● **DESCRIPTION OF THE TASK**
Omit every picture and write out the rest of the records exactly.

---------- PROVIDED DATA ----------

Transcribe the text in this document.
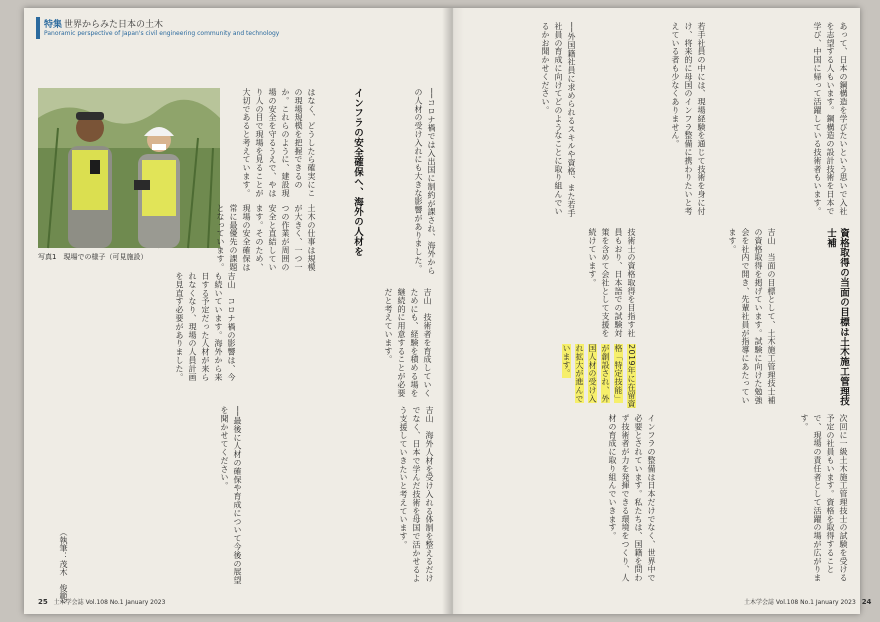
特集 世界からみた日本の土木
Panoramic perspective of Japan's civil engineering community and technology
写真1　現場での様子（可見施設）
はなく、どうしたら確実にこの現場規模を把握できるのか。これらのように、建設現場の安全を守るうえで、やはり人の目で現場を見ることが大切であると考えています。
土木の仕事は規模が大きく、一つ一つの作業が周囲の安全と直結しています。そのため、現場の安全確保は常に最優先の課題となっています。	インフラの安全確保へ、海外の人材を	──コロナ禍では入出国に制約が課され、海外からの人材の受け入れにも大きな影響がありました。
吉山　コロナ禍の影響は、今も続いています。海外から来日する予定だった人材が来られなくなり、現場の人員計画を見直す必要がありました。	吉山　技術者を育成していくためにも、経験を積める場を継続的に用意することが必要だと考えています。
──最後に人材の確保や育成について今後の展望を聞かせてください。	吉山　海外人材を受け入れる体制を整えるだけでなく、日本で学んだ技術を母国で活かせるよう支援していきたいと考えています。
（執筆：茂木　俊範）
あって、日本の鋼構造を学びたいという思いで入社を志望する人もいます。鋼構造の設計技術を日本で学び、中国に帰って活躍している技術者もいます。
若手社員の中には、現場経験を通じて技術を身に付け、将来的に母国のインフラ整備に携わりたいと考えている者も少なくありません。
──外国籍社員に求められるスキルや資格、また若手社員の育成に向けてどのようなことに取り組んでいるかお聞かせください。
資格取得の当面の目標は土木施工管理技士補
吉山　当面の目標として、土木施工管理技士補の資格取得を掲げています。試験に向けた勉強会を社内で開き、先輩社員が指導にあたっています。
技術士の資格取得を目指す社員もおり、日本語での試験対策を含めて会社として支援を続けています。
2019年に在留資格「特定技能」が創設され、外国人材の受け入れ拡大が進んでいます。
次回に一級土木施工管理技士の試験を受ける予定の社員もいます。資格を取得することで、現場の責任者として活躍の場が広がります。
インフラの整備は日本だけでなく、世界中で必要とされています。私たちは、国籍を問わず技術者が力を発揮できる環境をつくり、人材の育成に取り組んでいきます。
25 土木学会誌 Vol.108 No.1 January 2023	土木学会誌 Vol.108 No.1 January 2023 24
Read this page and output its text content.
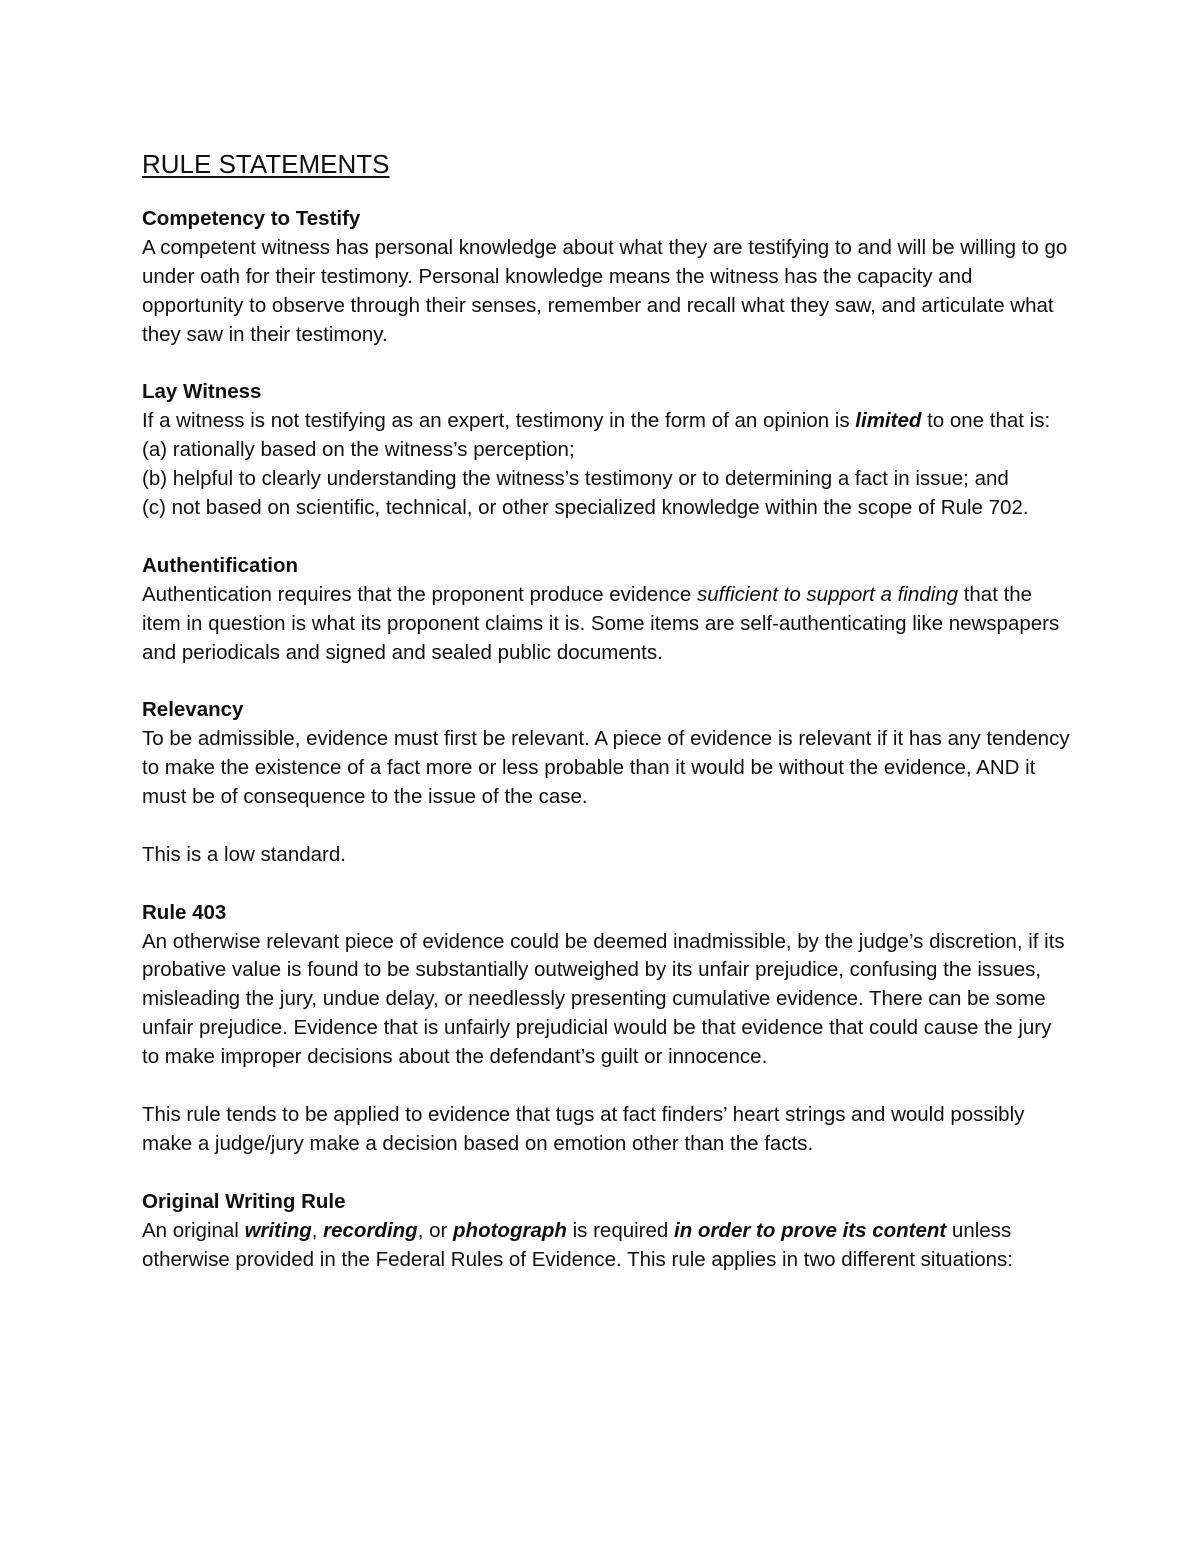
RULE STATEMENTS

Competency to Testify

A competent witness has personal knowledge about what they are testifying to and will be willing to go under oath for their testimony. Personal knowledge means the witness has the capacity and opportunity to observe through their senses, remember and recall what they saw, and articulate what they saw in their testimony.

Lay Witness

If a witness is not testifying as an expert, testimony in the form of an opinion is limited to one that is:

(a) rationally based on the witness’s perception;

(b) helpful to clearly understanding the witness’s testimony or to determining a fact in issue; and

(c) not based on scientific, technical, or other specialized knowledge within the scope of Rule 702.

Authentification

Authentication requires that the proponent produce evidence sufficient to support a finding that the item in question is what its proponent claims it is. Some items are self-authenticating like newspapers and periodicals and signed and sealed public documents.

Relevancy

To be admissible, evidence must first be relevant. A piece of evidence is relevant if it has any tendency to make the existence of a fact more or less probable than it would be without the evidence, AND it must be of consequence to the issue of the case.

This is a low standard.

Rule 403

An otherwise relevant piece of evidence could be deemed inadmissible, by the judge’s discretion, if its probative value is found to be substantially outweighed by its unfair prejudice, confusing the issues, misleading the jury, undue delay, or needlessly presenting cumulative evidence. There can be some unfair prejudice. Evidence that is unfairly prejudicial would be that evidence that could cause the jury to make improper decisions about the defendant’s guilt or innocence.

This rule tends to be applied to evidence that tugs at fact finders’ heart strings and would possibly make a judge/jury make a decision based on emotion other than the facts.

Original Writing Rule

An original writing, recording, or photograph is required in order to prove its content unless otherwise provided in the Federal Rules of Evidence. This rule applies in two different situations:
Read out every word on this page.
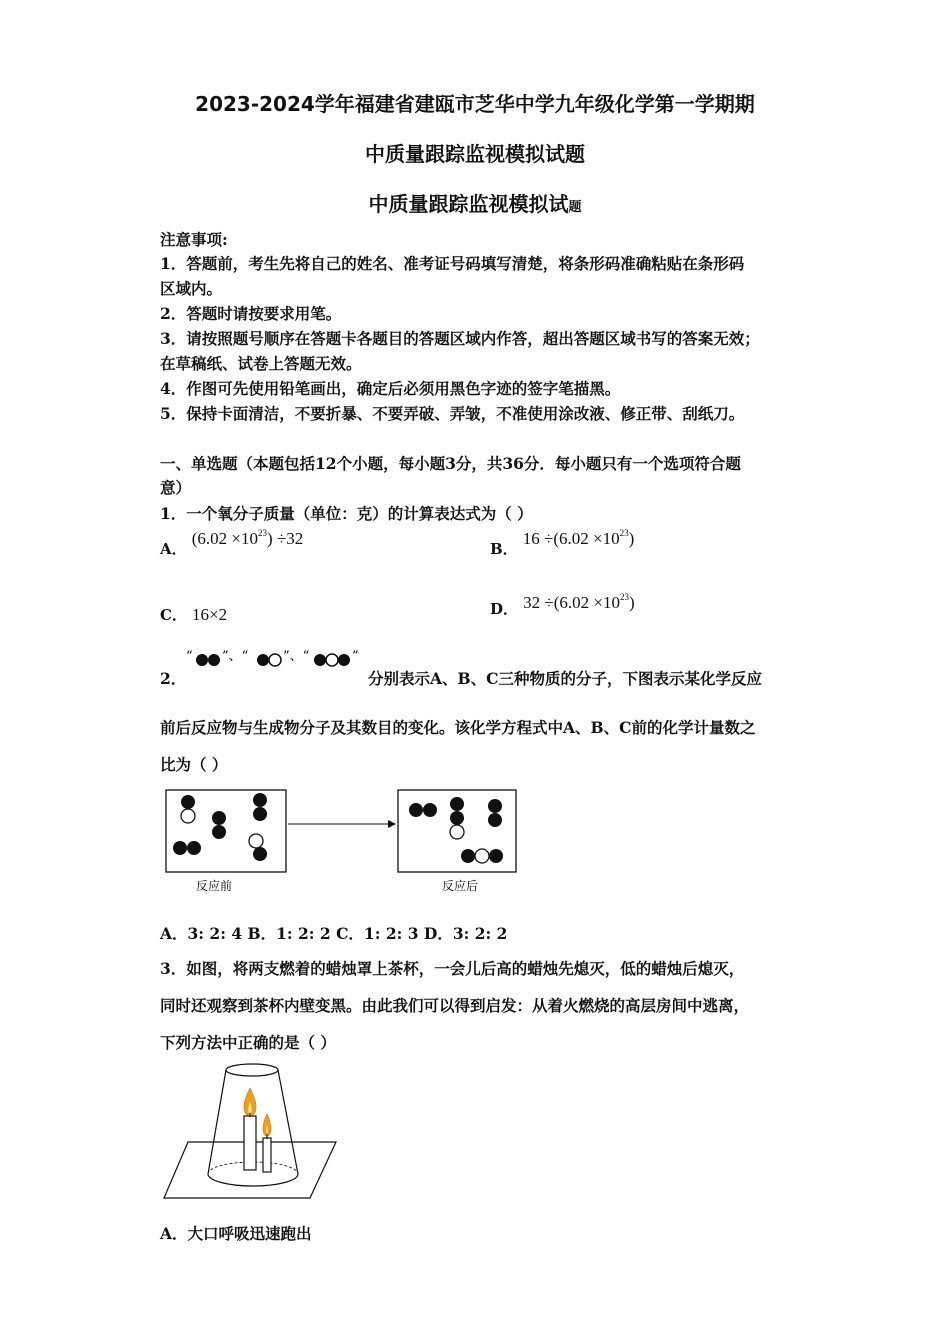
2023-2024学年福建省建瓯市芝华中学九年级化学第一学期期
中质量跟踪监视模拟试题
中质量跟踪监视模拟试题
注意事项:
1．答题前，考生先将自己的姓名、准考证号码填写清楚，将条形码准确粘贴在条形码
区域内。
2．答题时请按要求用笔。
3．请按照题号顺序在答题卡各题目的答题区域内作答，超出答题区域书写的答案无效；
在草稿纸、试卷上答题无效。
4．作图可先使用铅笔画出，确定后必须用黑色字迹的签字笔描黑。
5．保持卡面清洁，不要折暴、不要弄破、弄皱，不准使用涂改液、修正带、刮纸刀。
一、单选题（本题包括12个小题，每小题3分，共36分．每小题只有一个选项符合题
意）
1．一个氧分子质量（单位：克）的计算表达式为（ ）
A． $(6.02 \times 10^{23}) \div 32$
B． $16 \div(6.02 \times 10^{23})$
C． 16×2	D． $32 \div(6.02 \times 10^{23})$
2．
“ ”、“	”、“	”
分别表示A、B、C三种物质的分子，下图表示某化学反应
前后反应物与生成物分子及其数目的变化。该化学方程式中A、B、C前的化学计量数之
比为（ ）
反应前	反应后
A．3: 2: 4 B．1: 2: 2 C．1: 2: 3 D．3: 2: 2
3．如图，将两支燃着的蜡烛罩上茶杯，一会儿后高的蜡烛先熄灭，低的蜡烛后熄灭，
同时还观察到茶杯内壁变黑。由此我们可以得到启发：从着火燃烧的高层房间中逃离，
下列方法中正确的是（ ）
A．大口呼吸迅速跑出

----------

● **THE OUTPUT**
Transcribe the text in this document.
特集 世界からみた日本の土木
Panoramic perspective of Japan's civil engineering community and technology
写真1　現場での様子（可見施設）
はなく、どうしたら確実にこの現場規模を把握できるのか。これらのように、建設現場の安全を守るうえで、やはり人の目で現場を見ることが大切であると考えています。
土木の仕事は規模が大きく、一つ一つの作業が周囲の安全と直結しています。そのため、現場の安全確保は常に最優先の課題となっています。	インフラの安全確保へ、海外の人材を	──コロナ禍では入出国に制約が課され、海外からの人材の受け入れにも大きな影響がありました。
吉山　コロナ禍の影響は、今も続いています。海外から来日する予定だった人材が来られなくなり、現場の人員計画を見直す必要がありました。	吉山　技術者を育成していくためにも、経験を積める場を継続的に用意することが必要だと考えています。
──最後に人材の確保や育成について今後の展望を聞かせてください。	吉山　海外人材を受け入れる体制を整えるだけでなく、日本で学んだ技術を母国で活かせるよう支援していきたいと考えています。
（執筆：茂木　俊範）
あって、日本の鋼構造を学びたいという思いで入社を志望する人もいます。鋼構造の設計技術を日本で学び、中国に帰って活躍している技術者もいます。
若手社員の中には、現場経験を通じて技術を身に付け、将来的に母国のインフラ整備に携わりたいと考えている者も少なくありません。
──外国籍社員に求められるスキルや資格、また若手社員の育成に向けてどのようなことに取り組んでいるかお聞かせください。
資格取得の当面の目標は土木施工管理技士補
吉山　当面の目標として、土木施工管理技士補の資格取得を掲げています。試験に向けた勉強会を社内で開き、先輩社員が指導にあたっています。
技術士の資格取得を目指す社員もおり、日本語での試験対策を含めて会社として支援を続けています。
2019年に在留資格「特定技能」が創設され、外国人材の受け入れ拡大が進んでいます。
次回に一級土木施工管理技士の試験を受ける予定の社員もいます。資格を取得することで、現場の責任者として活躍の場が広がります。
インフラの整備は日本だけでなく、世界中で必要とされています。私たちは、国籍を問わず技術者が力を発揮できる環境をつくり、人材の育成に取り組んでいきます。
25 土木学会誌 Vol.108 No.1 January 2023	土木学会誌 Vol.108 No.1 January 2023 24
Read this page and output its text content.
RULE STATEMENTS

Competency to Testify

A competent witness has personal knowledge about what they are testifying to and will be willing to go under oath for their testimony. Personal knowledge means the witness has the capacity and opportunity to observe through their senses, remember and recall what they saw, and articulate what they saw in their testimony.

Lay Witness

If a witness is not testifying as an expert, testimony in the form of an opinion is limited to one that is:

(a) rationally based on the witness’s perception;

(b) helpful to clearly understanding the witness’s testimony or to determining a fact in issue; and

(c) not based on scientific, technical, or other specialized knowledge within the scope of Rule 702.

Authentification

Authentication requires that the proponent produce evidence sufficient to support a finding that the item in question is what its proponent claims it is. Some items are self-authenticating like newspapers and periodicals and signed and sealed public documents.

Relevancy

To be admissible, evidence must first be relevant. A piece of evidence is relevant if it has any tendency to make the existence of a fact more or less probable than it would be without the evidence, AND it must be of consequence to the issue of the case.

This is a low standard.

Rule 403

An otherwise relevant piece of evidence could be deemed inadmissible, by the judge’s discretion, if its probative value is found to be substantially outweighed by its unfair prejudice, confusing the issues, misleading the jury, undue delay, or needlessly presenting cumulative evidence. There can be some unfair prejudice. Evidence that is unfairly prejudicial would be that evidence that could cause the jury to make improper decisions about the defendant’s guilt or innocence.

This rule tends to be applied to evidence that tugs at fact finders’ heart strings and would possibly make a judge/jury make a decision based on emotion other than the facts.

Original Writing Rule

An original writing, recording, or photograph is required in order to prove its content unless otherwise provided in the Federal Rules of Evidence. This rule applies in two different situations:
Read out every word on this page.
2023-2024学年福建省建瓯市芝华中学九年级化学第一学期期
中质量跟踪监视模拟试题
中质量跟踪监视模拟试题
注意事项:
1．答题前，考生先将自己的姓名、准考证号码填写清楚，将条形码准确粘贴在条形码
区域内。
2．答题时请按要求用笔。
3．请按照题号顺序在答题卡各题目的答题区域内作答，超出答题区域书写的答案无效；
在草稿纸、试卷上答题无效。
4．作图可先使用铅笔画出，确定后必须用黑色字迹的签字笔描黑。
5．保持卡面清洁，不要折暴、不要弄破、弄皱，不准使用涂改液、修正带、刮纸刀。
一、单选题（本题包括12个小题，每小题3分，共36分．每小题只有一个选项符合题
意）
1．一个氧分子质量（单位：克）的计算表达式为（ ）
A． $(6.02 \times 10^{23}) \div 32$
B． $16 \div(6.02 \times 10^{23})$
C． 16×2	D． $32 \div(6.02 \times 10^{23})$
2．
“ ”、“	”、“	”
分别表示A、B、C三种物质的分子，下图表示某化学反应
前后反应物与生成物分子及其数目的变化。该化学方程式中A、B、C前的化学计量数之
比为（ ）
反应前	反应后
A．3: 2: 4 B．1: 2: 2 C．1: 2: 3 D．3: 2: 2
3．如图，将两支燃着的蜡烛罩上茶杯，一会儿后高的蜡烛先熄灭，低的蜡烛后熄灭，
同时还观察到茶杯内壁变黑。由此我们可以得到启发：从着火燃烧的高层房间中逃离，
下列方法中正确的是（ ）
A．大口呼吸迅速跑出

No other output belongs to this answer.